(Stored data)
....
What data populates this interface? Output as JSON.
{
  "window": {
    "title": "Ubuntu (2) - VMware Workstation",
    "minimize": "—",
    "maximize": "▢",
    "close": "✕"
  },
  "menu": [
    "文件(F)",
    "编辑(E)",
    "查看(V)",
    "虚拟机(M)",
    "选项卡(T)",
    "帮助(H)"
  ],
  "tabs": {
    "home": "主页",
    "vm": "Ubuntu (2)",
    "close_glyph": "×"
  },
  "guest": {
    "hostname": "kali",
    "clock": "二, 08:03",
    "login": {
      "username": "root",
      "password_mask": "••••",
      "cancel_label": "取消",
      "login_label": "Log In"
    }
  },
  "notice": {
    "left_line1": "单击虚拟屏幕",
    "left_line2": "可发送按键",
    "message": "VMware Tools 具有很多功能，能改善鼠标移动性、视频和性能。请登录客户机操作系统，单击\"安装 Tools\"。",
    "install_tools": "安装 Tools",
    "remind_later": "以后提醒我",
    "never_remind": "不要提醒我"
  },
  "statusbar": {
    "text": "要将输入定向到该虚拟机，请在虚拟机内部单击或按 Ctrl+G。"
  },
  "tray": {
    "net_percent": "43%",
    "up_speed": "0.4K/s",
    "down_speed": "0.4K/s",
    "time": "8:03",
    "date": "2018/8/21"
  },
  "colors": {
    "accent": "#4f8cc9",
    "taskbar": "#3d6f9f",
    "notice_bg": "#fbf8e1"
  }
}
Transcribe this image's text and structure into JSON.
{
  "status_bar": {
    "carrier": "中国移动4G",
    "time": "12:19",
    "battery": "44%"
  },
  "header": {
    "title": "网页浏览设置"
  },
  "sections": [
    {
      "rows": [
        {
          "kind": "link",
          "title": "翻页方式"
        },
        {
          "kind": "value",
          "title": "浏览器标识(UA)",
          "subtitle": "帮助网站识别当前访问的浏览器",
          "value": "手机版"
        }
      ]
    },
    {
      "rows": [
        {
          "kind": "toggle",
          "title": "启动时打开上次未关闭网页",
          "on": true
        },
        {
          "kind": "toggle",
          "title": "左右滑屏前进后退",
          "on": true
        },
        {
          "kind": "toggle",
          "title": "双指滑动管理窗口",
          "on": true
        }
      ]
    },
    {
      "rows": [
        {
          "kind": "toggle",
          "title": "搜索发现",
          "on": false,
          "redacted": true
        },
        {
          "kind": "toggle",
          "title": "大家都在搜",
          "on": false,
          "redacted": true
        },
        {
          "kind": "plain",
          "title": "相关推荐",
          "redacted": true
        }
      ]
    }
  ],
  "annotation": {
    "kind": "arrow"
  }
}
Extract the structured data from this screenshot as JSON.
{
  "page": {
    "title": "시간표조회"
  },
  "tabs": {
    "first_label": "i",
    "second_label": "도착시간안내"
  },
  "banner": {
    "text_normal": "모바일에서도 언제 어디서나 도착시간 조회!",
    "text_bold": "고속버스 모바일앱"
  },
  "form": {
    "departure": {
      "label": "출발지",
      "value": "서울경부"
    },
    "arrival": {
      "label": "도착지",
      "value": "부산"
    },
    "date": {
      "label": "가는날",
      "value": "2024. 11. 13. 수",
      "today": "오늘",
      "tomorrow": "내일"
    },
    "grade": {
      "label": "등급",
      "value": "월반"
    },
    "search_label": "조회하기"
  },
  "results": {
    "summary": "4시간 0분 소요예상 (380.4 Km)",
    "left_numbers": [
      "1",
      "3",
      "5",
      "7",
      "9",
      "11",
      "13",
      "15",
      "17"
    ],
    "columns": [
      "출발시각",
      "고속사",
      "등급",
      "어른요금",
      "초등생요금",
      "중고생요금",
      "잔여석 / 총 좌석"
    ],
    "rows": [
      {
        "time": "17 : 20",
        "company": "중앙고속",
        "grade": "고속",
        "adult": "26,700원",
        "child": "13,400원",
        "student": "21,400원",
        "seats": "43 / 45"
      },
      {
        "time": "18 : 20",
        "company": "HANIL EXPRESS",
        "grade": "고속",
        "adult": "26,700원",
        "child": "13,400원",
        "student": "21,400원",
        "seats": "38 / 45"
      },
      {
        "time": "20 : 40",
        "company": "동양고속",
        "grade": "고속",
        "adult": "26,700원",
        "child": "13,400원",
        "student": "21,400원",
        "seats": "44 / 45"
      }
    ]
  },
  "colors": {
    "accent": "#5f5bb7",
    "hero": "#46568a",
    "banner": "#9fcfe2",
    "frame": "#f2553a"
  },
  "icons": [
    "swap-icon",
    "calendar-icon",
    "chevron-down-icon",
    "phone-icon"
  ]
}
....
[Written request]
For each line of the listing that holds the word "Ubuntu", show that line.

[Problem solution]
    "title": "Ubuntu (2) - VMware Workstation",
    "vm": "Ubuntu (2)",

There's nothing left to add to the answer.